▶ TO BE DONE:
Return the lines where the word "text" occurs.

•••••

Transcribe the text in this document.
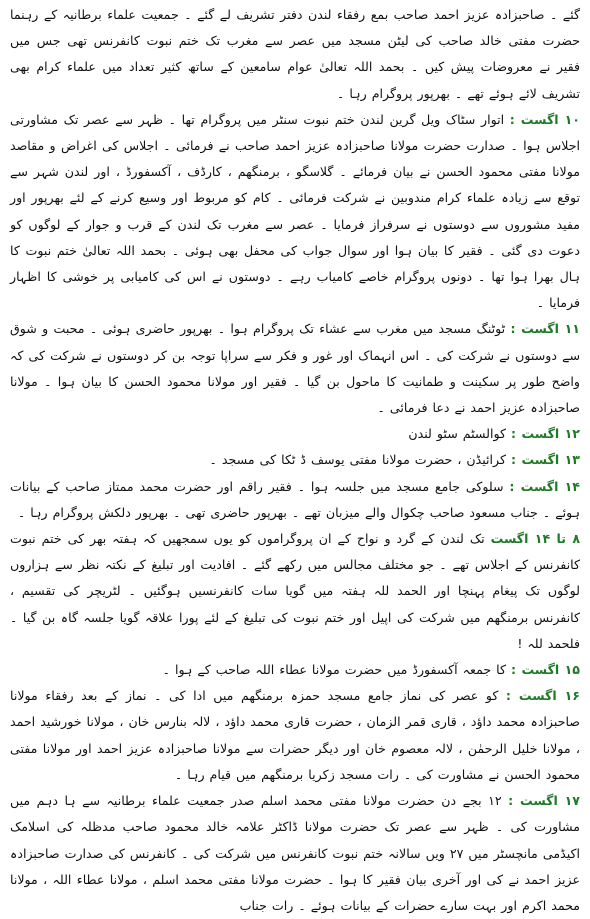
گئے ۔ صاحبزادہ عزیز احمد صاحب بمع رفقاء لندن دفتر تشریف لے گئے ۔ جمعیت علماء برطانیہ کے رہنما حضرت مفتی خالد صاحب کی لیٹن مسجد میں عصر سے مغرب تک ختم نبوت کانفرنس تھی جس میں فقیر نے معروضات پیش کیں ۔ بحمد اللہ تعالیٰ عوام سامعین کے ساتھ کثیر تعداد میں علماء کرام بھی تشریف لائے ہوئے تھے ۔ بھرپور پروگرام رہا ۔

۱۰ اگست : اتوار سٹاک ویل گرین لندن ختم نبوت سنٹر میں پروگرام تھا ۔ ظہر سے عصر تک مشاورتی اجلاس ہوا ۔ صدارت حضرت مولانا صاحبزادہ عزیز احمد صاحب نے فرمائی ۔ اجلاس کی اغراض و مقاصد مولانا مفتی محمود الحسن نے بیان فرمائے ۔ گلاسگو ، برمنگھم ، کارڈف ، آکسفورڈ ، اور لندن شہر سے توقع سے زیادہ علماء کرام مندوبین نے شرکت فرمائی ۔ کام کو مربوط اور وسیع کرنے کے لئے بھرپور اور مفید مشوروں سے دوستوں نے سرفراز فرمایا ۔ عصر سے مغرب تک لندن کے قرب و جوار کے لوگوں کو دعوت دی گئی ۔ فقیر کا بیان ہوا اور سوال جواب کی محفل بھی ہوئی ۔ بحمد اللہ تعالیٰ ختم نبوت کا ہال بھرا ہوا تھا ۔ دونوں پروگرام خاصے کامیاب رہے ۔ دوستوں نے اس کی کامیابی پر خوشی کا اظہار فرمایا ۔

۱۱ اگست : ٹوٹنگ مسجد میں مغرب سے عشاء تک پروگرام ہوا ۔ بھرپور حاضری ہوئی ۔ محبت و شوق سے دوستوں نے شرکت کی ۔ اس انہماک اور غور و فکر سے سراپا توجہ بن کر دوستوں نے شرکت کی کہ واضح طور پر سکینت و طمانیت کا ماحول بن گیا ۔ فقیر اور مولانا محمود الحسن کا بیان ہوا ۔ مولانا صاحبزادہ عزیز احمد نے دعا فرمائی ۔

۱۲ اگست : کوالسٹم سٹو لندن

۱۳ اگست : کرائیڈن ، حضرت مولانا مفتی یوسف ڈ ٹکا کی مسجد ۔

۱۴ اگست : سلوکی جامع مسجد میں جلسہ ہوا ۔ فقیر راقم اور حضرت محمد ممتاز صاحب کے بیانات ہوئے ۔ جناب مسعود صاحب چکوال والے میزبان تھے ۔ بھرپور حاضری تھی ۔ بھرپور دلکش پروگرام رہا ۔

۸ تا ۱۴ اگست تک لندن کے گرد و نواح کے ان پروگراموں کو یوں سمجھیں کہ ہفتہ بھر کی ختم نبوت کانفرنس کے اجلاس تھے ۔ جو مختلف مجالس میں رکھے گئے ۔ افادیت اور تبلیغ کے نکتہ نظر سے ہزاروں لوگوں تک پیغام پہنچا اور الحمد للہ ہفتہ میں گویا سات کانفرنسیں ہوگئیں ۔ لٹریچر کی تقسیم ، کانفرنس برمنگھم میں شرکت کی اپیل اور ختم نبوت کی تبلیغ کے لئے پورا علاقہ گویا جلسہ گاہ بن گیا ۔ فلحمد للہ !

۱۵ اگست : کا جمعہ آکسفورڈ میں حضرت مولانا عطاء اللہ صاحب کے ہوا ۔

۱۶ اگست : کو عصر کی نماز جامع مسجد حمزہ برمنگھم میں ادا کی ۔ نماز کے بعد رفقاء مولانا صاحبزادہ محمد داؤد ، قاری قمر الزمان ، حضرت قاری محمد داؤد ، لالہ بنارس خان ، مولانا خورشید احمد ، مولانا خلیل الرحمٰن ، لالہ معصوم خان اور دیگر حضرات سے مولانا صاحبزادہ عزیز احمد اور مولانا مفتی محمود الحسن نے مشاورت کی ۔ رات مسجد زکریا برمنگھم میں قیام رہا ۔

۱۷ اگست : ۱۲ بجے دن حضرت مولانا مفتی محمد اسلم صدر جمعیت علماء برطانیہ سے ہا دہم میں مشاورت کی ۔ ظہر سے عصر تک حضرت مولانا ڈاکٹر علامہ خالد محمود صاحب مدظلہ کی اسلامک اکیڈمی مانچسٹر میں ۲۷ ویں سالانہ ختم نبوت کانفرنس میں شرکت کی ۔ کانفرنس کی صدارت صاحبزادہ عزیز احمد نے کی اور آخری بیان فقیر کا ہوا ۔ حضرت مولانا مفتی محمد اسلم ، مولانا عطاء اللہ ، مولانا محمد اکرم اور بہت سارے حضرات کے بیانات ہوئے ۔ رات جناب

•••••

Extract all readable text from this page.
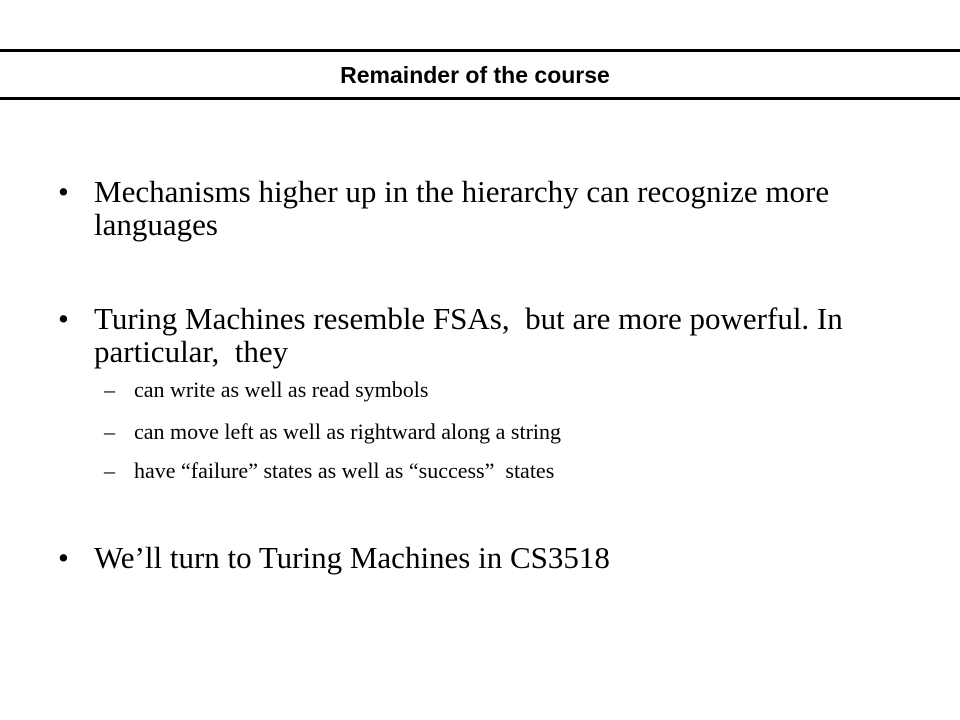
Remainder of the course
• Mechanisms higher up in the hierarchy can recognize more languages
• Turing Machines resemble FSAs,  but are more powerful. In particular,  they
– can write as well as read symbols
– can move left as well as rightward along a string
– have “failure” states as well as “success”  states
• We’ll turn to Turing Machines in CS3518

•••••

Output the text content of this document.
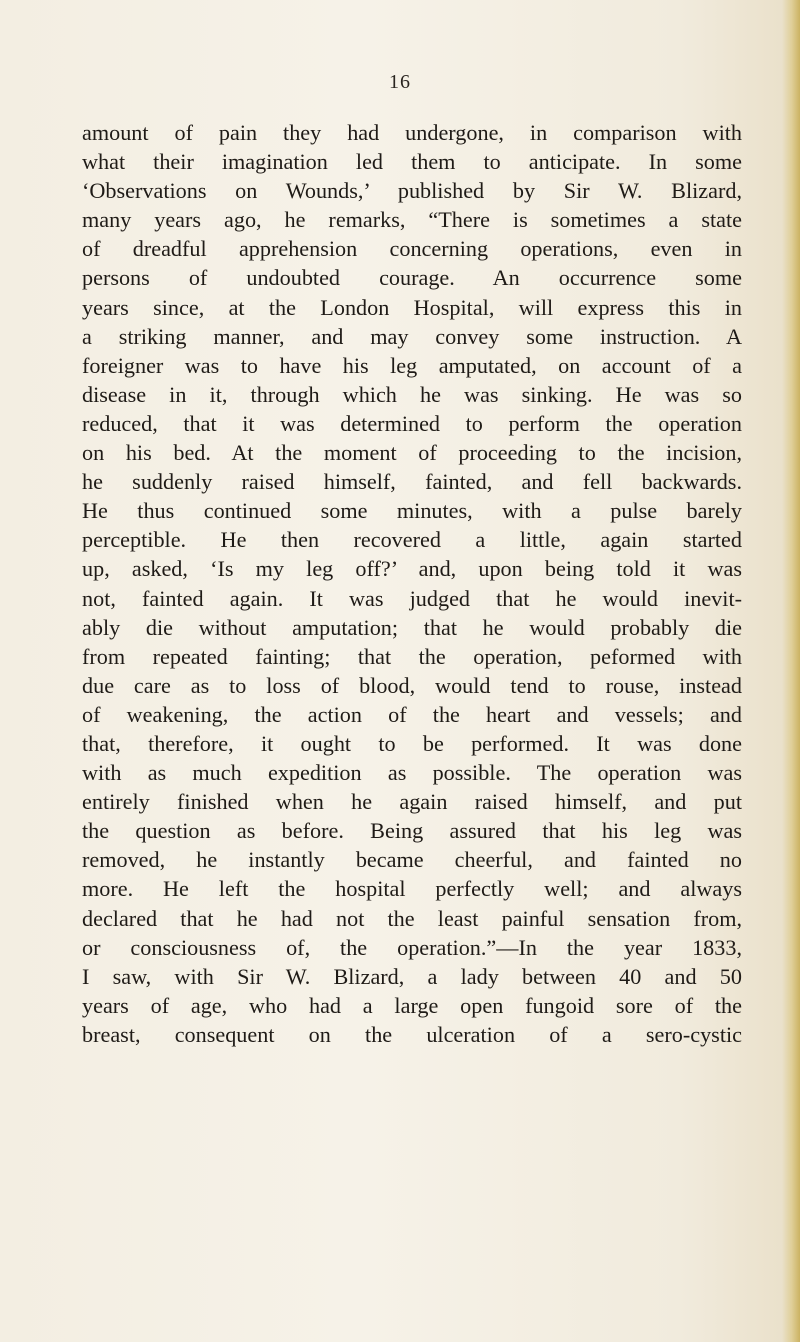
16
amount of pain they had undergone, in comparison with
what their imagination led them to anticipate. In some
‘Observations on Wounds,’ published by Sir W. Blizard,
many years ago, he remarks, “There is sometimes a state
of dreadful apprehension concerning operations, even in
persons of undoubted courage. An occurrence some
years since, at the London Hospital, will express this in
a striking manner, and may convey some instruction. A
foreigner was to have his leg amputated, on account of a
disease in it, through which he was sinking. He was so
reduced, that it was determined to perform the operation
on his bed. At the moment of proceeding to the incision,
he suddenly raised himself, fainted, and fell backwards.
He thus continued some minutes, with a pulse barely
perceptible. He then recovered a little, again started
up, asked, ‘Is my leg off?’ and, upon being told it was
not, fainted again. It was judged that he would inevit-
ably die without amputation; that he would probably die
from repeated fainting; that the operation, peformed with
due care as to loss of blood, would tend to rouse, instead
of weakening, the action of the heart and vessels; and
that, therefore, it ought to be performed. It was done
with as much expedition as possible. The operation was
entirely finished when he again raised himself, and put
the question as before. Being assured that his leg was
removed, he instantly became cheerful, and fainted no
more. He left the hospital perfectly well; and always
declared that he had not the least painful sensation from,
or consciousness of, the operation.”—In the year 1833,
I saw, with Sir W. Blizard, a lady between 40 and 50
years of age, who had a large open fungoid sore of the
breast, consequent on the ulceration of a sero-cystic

•••••

▶ EXERCISE RESULT:
Transcribe the text in this document.
Extract all readable text from this page.
Output the text content of this document.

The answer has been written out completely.